**Directive**
Determine how many lines in these records hold "umbrella". Only the number is wanted.

**Data entries**
>>>

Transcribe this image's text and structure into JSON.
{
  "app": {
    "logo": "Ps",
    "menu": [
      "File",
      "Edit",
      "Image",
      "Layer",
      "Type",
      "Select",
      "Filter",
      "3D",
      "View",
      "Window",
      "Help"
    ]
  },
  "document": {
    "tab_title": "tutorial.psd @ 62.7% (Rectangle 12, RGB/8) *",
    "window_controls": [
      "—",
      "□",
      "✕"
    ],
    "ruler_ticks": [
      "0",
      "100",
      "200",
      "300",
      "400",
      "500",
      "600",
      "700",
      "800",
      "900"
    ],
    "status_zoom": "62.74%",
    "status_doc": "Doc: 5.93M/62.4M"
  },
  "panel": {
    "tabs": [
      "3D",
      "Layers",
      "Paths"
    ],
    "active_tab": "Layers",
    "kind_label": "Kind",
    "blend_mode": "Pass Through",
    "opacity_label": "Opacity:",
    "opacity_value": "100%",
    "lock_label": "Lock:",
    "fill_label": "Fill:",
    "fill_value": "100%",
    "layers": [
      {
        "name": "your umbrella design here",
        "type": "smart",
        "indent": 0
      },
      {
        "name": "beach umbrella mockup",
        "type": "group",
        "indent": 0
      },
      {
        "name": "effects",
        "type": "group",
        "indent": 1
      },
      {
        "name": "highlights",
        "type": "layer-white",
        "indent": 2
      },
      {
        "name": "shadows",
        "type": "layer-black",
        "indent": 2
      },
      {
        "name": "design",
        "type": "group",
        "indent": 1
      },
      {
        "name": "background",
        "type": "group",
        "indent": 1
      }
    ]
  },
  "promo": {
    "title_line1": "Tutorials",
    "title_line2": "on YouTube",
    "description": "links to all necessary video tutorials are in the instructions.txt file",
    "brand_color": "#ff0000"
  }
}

<<<

**Output of the task**
2